Work to do: Where a line below holds the string "Wohlfühlküche", copy that line.

Provided data:
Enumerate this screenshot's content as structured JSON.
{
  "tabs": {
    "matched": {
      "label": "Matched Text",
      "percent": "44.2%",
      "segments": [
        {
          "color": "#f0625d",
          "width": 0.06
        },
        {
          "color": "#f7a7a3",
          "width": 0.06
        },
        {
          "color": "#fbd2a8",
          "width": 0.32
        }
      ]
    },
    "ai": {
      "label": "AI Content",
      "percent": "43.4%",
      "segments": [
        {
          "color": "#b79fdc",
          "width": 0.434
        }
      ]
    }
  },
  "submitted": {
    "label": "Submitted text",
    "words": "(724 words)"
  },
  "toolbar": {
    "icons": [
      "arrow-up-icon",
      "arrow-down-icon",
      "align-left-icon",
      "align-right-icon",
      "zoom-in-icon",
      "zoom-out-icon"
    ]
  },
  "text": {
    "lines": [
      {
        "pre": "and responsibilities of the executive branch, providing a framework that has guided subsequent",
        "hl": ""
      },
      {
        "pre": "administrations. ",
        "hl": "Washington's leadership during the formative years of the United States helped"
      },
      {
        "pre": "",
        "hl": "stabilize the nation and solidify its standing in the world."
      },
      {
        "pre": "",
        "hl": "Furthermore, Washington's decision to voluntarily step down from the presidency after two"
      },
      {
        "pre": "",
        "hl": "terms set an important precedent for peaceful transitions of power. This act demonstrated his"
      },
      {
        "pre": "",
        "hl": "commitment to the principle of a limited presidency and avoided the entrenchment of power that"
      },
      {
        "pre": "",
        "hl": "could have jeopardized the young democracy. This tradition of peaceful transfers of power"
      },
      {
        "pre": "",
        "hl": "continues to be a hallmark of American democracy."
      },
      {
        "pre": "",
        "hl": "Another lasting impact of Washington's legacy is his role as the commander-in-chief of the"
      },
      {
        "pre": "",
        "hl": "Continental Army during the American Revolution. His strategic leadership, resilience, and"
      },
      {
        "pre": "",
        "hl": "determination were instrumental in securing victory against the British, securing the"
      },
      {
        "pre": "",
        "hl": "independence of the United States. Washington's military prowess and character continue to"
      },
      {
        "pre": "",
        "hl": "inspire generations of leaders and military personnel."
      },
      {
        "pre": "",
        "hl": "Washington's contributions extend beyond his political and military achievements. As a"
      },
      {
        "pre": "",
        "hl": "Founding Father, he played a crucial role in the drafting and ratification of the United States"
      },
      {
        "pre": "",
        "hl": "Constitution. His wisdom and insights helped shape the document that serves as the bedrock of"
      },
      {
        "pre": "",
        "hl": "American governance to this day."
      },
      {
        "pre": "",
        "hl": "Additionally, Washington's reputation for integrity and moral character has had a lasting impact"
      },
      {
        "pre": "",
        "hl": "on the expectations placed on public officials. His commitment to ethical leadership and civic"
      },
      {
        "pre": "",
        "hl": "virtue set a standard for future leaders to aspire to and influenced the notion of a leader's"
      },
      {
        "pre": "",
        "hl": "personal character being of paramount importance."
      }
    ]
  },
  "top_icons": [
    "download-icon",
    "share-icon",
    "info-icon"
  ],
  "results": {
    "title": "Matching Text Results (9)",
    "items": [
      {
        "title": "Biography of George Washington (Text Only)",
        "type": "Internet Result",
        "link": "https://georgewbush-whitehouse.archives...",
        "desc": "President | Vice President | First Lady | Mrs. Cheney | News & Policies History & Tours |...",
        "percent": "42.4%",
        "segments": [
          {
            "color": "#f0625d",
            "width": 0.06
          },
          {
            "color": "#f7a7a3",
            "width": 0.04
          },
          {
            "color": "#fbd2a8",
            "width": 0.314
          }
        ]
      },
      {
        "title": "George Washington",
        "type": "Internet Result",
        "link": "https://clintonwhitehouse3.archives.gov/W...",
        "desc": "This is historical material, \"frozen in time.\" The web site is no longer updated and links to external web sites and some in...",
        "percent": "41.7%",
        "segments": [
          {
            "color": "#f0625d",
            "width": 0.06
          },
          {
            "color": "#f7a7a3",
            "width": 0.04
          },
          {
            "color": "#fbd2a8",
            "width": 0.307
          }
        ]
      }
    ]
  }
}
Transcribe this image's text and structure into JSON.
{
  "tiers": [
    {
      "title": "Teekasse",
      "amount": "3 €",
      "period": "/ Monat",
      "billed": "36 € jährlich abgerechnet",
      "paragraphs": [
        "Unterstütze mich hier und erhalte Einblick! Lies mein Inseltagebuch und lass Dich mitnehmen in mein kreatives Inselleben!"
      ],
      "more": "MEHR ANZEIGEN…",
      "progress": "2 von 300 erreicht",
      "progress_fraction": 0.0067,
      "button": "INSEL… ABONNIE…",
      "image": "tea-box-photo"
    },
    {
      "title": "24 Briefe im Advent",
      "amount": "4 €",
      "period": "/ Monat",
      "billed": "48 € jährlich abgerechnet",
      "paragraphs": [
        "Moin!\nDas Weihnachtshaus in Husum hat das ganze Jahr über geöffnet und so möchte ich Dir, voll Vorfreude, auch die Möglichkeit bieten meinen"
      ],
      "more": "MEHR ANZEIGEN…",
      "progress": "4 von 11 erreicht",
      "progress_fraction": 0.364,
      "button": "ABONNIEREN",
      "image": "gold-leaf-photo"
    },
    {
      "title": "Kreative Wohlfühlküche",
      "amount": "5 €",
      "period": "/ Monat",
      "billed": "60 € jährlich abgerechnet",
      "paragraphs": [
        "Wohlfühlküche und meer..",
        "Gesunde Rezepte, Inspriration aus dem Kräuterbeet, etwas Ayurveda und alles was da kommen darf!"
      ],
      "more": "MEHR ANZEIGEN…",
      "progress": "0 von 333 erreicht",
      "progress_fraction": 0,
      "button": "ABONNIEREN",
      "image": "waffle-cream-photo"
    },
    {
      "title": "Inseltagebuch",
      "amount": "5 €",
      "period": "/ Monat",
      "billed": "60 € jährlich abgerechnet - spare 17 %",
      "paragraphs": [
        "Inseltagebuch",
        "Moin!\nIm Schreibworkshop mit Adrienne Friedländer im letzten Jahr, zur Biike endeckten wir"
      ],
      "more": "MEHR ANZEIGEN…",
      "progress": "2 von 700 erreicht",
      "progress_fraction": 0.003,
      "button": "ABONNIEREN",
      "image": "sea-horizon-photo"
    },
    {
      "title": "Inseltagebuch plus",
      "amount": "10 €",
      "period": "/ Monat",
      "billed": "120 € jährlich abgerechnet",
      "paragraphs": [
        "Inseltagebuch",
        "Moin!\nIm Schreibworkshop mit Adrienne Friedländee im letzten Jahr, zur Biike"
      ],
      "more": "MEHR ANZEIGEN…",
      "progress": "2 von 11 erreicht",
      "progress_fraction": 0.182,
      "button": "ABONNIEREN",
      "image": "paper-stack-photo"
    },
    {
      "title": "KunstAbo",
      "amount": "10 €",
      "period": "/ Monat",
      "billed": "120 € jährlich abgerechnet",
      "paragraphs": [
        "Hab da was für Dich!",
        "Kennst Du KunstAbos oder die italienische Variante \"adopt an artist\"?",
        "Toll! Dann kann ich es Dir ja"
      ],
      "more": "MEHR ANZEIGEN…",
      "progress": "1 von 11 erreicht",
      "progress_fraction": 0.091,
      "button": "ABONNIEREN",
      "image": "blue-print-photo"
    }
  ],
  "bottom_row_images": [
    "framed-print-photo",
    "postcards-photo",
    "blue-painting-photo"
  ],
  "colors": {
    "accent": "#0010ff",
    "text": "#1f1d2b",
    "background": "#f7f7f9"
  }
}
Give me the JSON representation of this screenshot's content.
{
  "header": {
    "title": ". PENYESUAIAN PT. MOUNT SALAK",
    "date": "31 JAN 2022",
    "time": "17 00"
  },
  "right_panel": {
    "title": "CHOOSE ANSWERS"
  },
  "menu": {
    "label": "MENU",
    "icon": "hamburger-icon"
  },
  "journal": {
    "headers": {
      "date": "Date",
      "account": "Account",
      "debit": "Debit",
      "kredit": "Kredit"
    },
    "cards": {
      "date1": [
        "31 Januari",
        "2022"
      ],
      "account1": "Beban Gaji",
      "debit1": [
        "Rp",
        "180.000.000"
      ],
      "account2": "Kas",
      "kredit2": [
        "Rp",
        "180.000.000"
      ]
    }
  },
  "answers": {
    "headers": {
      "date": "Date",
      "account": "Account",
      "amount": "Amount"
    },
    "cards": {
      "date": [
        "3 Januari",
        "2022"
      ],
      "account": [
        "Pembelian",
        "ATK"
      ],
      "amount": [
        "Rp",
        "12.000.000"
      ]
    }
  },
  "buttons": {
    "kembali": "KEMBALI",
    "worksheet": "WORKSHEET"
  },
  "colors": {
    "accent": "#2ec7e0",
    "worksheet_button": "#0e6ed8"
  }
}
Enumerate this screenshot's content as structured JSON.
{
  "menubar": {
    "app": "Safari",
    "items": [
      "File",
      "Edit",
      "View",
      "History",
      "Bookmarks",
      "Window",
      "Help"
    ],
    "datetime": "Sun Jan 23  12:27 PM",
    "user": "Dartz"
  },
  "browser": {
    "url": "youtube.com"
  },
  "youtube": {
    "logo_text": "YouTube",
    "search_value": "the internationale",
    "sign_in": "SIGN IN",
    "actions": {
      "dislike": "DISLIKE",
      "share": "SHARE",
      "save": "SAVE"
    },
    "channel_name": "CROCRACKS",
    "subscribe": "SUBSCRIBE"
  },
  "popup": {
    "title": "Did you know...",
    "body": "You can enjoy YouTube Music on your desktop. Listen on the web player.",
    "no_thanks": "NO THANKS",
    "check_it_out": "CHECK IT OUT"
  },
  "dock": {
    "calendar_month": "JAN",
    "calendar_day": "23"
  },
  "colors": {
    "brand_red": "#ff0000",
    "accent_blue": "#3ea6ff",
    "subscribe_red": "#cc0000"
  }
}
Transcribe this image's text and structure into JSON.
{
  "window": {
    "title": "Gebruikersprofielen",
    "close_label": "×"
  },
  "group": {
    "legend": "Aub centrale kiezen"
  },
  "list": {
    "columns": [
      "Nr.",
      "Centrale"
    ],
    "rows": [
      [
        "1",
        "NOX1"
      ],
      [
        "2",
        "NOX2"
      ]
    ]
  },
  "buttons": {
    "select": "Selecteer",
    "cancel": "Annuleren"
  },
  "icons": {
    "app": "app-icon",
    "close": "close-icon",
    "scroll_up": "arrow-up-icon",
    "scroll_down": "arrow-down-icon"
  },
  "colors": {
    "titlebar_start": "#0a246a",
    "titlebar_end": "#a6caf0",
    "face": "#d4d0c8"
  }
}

Full answer:
      "title": "Kreative Wohlfühlküche",
        "Wohlfühlküche und meer..",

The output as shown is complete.